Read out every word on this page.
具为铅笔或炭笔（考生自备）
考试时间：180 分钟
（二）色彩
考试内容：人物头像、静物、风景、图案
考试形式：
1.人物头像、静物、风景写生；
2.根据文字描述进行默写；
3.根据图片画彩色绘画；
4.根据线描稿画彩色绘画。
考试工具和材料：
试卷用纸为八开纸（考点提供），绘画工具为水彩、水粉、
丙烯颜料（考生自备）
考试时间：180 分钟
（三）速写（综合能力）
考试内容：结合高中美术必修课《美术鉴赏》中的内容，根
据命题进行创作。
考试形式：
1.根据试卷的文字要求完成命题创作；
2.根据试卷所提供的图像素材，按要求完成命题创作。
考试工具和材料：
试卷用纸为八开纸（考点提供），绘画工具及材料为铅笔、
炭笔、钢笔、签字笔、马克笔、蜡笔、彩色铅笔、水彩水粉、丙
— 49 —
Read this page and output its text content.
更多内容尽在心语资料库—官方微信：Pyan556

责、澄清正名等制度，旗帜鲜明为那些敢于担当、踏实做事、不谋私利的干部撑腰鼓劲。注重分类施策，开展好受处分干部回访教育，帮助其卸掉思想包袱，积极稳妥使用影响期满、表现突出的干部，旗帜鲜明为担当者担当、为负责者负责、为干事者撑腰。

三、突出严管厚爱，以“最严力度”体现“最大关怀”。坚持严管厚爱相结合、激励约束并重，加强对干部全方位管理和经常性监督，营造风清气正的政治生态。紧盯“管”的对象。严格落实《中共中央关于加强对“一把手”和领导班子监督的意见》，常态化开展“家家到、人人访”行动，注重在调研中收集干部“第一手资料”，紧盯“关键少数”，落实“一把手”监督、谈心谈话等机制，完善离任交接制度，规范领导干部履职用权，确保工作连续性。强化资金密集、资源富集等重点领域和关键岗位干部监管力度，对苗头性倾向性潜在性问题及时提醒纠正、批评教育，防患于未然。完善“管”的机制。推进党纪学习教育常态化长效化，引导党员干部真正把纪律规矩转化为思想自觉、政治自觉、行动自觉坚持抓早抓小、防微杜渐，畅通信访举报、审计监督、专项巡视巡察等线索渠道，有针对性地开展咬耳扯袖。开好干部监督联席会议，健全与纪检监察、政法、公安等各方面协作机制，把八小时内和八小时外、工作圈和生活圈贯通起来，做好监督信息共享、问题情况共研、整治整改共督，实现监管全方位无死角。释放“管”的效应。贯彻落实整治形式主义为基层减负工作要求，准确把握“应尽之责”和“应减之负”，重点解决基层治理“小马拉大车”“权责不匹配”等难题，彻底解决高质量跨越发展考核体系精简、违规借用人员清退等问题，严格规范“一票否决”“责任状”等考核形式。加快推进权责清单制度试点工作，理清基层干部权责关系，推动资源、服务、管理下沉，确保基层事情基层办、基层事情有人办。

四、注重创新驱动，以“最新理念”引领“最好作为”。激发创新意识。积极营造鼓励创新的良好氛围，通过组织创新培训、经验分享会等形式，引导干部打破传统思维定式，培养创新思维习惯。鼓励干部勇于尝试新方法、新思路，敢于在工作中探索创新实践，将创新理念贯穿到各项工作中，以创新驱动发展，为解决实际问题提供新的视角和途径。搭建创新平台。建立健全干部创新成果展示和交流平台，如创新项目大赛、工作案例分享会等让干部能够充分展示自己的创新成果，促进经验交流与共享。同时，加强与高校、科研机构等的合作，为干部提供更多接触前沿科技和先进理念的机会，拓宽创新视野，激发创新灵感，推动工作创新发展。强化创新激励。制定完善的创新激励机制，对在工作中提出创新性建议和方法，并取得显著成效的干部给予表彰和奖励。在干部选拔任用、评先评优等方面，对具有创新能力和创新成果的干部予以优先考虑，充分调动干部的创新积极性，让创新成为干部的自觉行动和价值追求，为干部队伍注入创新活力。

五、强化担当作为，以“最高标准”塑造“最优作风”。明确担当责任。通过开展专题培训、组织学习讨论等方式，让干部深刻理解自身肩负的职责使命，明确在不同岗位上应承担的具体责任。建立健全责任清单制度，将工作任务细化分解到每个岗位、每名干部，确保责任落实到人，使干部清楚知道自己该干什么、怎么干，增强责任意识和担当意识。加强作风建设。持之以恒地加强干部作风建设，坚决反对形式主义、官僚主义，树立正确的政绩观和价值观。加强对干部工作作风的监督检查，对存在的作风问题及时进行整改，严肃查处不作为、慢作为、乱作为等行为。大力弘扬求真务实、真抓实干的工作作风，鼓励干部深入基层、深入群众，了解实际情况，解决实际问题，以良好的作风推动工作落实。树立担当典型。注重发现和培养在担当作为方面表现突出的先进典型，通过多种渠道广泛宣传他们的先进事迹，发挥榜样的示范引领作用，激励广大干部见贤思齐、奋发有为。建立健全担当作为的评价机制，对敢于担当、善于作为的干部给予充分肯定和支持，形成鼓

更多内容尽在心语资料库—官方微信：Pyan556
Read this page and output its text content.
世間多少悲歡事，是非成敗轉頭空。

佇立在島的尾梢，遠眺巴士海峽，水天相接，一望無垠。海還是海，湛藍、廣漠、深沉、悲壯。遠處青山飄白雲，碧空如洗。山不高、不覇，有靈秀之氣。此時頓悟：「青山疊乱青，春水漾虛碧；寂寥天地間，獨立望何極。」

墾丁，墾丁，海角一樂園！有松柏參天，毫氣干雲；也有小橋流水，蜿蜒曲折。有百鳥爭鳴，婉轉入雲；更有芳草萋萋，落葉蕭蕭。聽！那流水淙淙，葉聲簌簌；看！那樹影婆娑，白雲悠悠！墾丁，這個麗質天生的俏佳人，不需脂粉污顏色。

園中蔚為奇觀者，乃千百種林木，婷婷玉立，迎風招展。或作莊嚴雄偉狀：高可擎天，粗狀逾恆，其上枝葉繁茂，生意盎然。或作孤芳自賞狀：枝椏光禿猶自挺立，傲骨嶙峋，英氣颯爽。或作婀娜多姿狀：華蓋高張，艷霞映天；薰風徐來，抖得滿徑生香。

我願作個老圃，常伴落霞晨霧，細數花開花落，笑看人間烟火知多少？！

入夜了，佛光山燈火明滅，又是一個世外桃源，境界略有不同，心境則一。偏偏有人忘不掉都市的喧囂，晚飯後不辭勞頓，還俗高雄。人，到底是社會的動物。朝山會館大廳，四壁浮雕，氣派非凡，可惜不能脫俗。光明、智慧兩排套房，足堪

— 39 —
======
_What you have to do_
Copy out every line of the data above, exactly as given.

_Solution to this exercise_
Read out every word on this page.
具为铅笔或炭笔（考生自备）
考试时间：180 分钟
（二）色彩
考试内容：人物头像、静物、风景、图案
考试形式：
1.人物头像、静物、风景写生；
2.根据文字描述进行默写；
3.根据图片画彩色绘画；
4.根据线描稿画彩色绘画。
考试工具和材料：
试卷用纸为八开纸（考点提供），绘画工具为水彩、水粉、
丙烯颜料（考生自备）
考试时间：180 分钟
（三）速写（综合能力）
考试内容：结合高中美术必修课《美术鉴赏》中的内容，根
据命题进行创作。
考试形式：
1.根据试卷的文字要求完成命题创作；
2.根据试卷所提供的图像素材，按要求完成命题创作。
考试工具和材料：
试卷用纸为八开纸（考点提供），绘画工具及材料为铅笔、
炭笔、钢笔、签字笔、马克笔、蜡笔、彩色铅笔、水彩水粉、丙
— 49 —
Read this page and output its text content.
更多内容尽在心语资料库—官方微信：Pyan556

责、澄清正名等制度，旗帜鲜明为那些敢于担当、踏实做事、不谋私利的干部撑腰鼓劲。注重分类施策，开展好受处分干部回访教育，帮助其卸掉思想包袱，积极稳妥使用影响期满、表现突出的干部，旗帜鲜明为担当者担当、为负责者负责、为干事者撑腰。

三、突出严管厚爱，以“最严力度”体现“最大关怀”。坚持严管厚爱相结合、激励约束并重，加强对干部全方位管理和经常性监督，营造风清气正的政治生态。紧盯“管”的对象。严格落实《中共中央关于加强对“一把手”和领导班子监督的意见》，常态化开展“家家到、人人访”行动，注重在调研中收集干部“第一手资料”，紧盯“关键少数”，落实“一把手”监督、谈心谈话等机制，完善离任交接制度，规范领导干部履职用权，确保工作连续性。强化资金密集、资源富集等重点领域和关键岗位干部监管力度，对苗头性倾向性潜在性问题及时提醒纠正、批评教育，防患于未然。完善“管”的机制。推进党纪学习教育常态化长效化，引导党员干部真正把纪律规矩转化为思想自觉、政治自觉、行动自觉坚持抓早抓小、防微杜渐，畅通信访举报、审计监督、专项巡视巡察等线索渠道，有针对性地开展咬耳扯袖。开好干部监督联席会议，健全与纪检监察、政法、公安等各方面协作机制，把八小时内和八小时外、工作圈和生活圈贯通起来，做好监督信息共享、问题情况共研、整治整改共督，实现监管全方位无死角。释放“管”的效应。贯彻落实整治形式主义为基层减负工作要求，准确把握“应尽之责”和“应减之负”，重点解决基层治理“小马拉大车”“权责不匹配”等难题，彻底解决高质量跨越发展考核体系精简、违规借用人员清退等问题，严格规范“一票否决”“责任状”等考核形式。加快推进权责清单制度试点工作，理清基层干部权责关系，推动资源、服务、管理下沉，确保基层事情基层办、基层事情有人办。

四、注重创新驱动，以“最新理念”引领“最好作为”。激发创新意识。积极营造鼓励创新的良好氛围，通过组织创新培训、经验分享会等形式，引导干部打破传统思维定式，培养创新思维习惯。鼓励干部勇于尝试新方法、新思路，敢于在工作中探索创新实践，将创新理念贯穿到各项工作中，以创新驱动发展，为解决实际问题提供新的视角和途径。搭建创新平台。建立健全干部创新成果展示和交流平台，如创新项目大赛、工作案例分享会等让干部能够充分展示自己的创新成果，促进经验交流与共享。同时，加强与高校、科研机构等的合作，为干部提供更多接触前沿科技和先进理念的机会，拓宽创新视野，激发创新灵感，推动工作创新发展。强化创新激励。制定完善的创新激励机制，对在工作中提出创新性建议和方法，并取得显著成效的干部给予表彰和奖励。在干部选拔任用、评先评优等方面，对具有创新能力和创新成果的干部予以优先考虑，充分调动干部的创新积极性，让创新成为干部的自觉行动和价值追求，为干部队伍注入创新活力。

五、强化担当作为，以“最高标准”塑造“最优作风”。明确担当责任。通过开展专题培训、组织学习讨论等方式，让干部深刻理解自身肩负的职责使命，明确在不同岗位上应承担的具体责任。建立健全责任清单制度，将工作任务细化分解到每个岗位、每名干部，确保责任落实到人，使干部清楚知道自己该干什么、怎么干，增强责任意识和担当意识。加强作风建设。持之以恒地加强干部作风建设，坚决反对形式主义、官僚主义，树立正确的政绩观和价值观。加强对干部工作作风的监督检查，对存在的作风问题及时进行整改，严肃查处不作为、慢作为、乱作为等行为。大力弘扬求真务实、真抓实干的工作作风，鼓励干部深入基层、深入群众，了解实际情况，解决实际问题，以良好的作风推动工作落实。树立担当典型。注重发现和培养在担当作为方面表现突出的先进典型，通过多种渠道广泛宣传他们的先进事迹，发挥榜样的示范引领作用，激励广大干部见贤思齐、奋发有为。建立健全担当作为的评价机制，对敢于担当、善于作为的干部给予充分肯定和支持，形成鼓

更多内容尽在心语资料库—官方微信：Pyan556
Read this page and output its text content.
世間多少悲歡事，是非成敗轉頭空。

佇立在島的尾梢，遠眺巴士海峽，水天相接，一望無垠。海還是海，湛藍、廣漠、深沉、悲壯。遠處青山飄白雲，碧空如洗。山不高、不覇，有靈秀之氣。此時頓悟：「青山疊乱青，春水漾虛碧；寂寥天地間，獨立望何極。」

墾丁，墾丁，海角一樂園！有松柏參天，毫氣干雲；也有小橋流水，蜿蜒曲折。有百鳥爭鳴，婉轉入雲；更有芳草萋萋，落葉蕭蕭。聽！那流水淙淙，葉聲簌簌；看！那樹影婆娑，白雲悠悠！墾丁，這個麗質天生的俏佳人，不需脂粉污顏色。

園中蔚為奇觀者，乃千百種林木，婷婷玉立，迎風招展。或作莊嚴雄偉狀：高可擎天，粗狀逾恆，其上枝葉繁茂，生意盎然。或作孤芳自賞狀：枝椏光禿猶自挺立，傲骨嶙峋，英氣颯爽。或作婀娜多姿狀：華蓋高張，艷霞映天；薰風徐來，抖得滿徑生香。

我願作個老圃，常伴落霞晨霧，細數花開花落，笑看人間烟火知多少？！

入夜了，佛光山燈火明滅，又是一個世外桃源，境界略有不同，心境則一。偏偏有人忘不掉都市的喧囂，晚飯後不辭勞頓，還俗高雄。人，到底是社會的動物。朝山會館大廳，四壁浮雕，氣派非凡，可惜不能脫俗。光明、智慧兩排套房，足堪

— 39 —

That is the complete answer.